--- start Records shown ---

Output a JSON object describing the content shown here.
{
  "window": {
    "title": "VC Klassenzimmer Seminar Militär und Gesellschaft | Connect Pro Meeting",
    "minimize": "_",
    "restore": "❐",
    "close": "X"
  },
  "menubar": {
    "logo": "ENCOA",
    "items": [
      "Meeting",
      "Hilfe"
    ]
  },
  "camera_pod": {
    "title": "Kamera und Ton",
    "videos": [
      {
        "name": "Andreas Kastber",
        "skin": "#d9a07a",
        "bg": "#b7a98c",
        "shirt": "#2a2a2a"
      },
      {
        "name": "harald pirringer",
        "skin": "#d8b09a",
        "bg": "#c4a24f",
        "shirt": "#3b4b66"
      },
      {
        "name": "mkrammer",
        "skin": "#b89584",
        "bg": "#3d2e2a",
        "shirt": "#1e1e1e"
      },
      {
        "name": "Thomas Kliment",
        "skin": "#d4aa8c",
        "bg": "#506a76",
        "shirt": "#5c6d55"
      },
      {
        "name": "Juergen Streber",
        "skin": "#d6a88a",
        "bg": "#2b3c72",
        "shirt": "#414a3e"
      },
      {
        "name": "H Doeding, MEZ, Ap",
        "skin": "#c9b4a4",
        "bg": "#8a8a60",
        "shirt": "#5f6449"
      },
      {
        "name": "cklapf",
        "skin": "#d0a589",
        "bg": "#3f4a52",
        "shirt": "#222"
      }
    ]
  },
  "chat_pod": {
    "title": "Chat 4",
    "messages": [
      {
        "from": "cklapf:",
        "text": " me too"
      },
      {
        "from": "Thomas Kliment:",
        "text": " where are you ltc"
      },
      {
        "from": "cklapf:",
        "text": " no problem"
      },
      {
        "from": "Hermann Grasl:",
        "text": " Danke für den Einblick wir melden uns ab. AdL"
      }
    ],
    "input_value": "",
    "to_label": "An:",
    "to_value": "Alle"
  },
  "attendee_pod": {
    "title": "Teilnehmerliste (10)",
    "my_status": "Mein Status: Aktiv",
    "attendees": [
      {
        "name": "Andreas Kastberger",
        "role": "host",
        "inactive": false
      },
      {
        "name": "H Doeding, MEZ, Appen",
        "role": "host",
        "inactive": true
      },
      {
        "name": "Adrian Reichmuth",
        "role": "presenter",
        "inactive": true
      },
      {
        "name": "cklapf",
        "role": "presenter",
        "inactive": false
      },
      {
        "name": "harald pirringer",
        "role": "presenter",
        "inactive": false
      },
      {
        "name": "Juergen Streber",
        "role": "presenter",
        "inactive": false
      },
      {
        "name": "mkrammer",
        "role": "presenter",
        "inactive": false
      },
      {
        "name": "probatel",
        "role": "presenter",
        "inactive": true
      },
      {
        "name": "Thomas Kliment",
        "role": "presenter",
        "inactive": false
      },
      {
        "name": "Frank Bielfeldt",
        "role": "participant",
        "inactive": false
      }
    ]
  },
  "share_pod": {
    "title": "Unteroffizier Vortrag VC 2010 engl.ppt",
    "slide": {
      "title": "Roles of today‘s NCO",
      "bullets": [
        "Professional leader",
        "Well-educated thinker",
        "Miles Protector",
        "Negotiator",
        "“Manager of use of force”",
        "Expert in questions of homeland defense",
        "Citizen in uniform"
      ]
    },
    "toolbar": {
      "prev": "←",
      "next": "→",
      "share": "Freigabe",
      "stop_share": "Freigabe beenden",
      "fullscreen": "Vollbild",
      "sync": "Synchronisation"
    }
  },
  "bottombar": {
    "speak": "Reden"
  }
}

--- end Records shown ---

Task instructions
Word for word, write out all of the data above.

Exercise result
Output a JSON object describing the content shown here.
{
  "window": {
    "title": "VC Klassenzimmer Seminar Militär und Gesellschaft | Connect Pro Meeting",
    "minimize": "_",
    "restore": "❐",
    "close": "X"
  },
  "menubar": {
    "logo": "ENCOA",
    "items": [
      "Meeting",
      "Hilfe"
    ]
  },
  "camera_pod": {
    "title": "Kamera und Ton",
    "videos": [
      {
        "name": "Andreas Kastber",
        "skin": "#d9a07a",
        "bg": "#b7a98c",
        "shirt": "#2a2a2a"
      },
      {
        "name": "harald pirringer",
        "skin": "#d8b09a",
        "bg": "#c4a24f",
        "shirt": "#3b4b66"
      },
      {
        "name": "mkrammer",
        "skin": "#b89584",
        "bg": "#3d2e2a",
        "shirt": "#1e1e1e"
      },
      {
        "name": "Thomas Kliment",
        "skin": "#d4aa8c",
        "bg": "#506a76",
        "shirt": "#5c6d55"
      },
      {
        "name": "Juergen Streber",
        "skin": "#d6a88a",
        "bg": "#2b3c72",
        "shirt": "#414a3e"
      },
      {
        "name": "H Doeding, MEZ, Ap",
        "skin": "#c9b4a4",
        "bg": "#8a8a60",
        "shirt": "#5f6449"
      },
      {
        "name": "cklapf",
        "skin": "#d0a589",
        "bg": "#3f4a52",
        "shirt": "#222"
      }
    ]
  },
  "chat_pod": {
    "title": "Chat 4",
    "messages": [
      {
        "from": "cklapf:",
        "text": " me too"
      },
      {
        "from": "Thomas Kliment:",
        "text": " where are you ltc"
      },
      {
        "from": "cklapf:",
        "text": " no problem"
      },
      {
        "from": "Hermann Grasl:",
        "text": " Danke für den Einblick wir melden uns ab. AdL"
      }
    ],
    "input_value": "",
    "to_label": "An:",
    "to_value": "Alle"
  },
  "attendee_pod": {
    "title": "Teilnehmerliste (10)",
    "my_status": "Mein Status: Aktiv",
    "attendees": [
      {
        "name": "Andreas Kastberger",
        "role": "host",
        "inactive": false
      },
      {
        "name": "H Doeding, MEZ, Appen",
        "role": "host",
        "inactive": true
      },
      {
        "name": "Adrian Reichmuth",
        "role": "presenter",
        "inactive": true
      },
      {
        "name": "cklapf",
        "role": "presenter",
        "inactive": false
      },
      {
        "name": "harald pirringer",
        "role": "presenter",
        "inactive": false
      },
      {
        "name": "Juergen Streber",
        "role": "presenter",
        "inactive": false
      },
      {
        "name": "mkrammer",
        "role": "presenter",
        "inactive": false
      },
      {
        "name": "probatel",
        "role": "presenter",
        "inactive": true
      },
      {
        "name": "Thomas Kliment",
        "role": "presenter",
        "inactive": false
      },
      {
        "name": "Frank Bielfeldt",
        "role": "participant",
        "inactive": false
      }
    ]
  },
  "share_pod": {
    "title": "Unteroffizier Vortrag VC 2010 engl.ppt",
    "slide": {
      "title": "Roles of today‘s NCO",
      "bullets": [
        "Professional leader",
        "Well-educated thinker",
        "Miles Protector",
        "Negotiator",
        "“Manager of use of force”",
        "Expert in questions of homeland defense",
        "Citizen in uniform"
      ]
    },
    "toolbar": {
      "prev": "←",
      "next": "→",
      "share": "Freigabe",
      "stop_share": "Freigabe beenden",
      "fullscreen": "Vollbild",
      "sync": "Synchronisation"
    }
  },
  "bottombar": {
    "speak": "Reden"
  }
}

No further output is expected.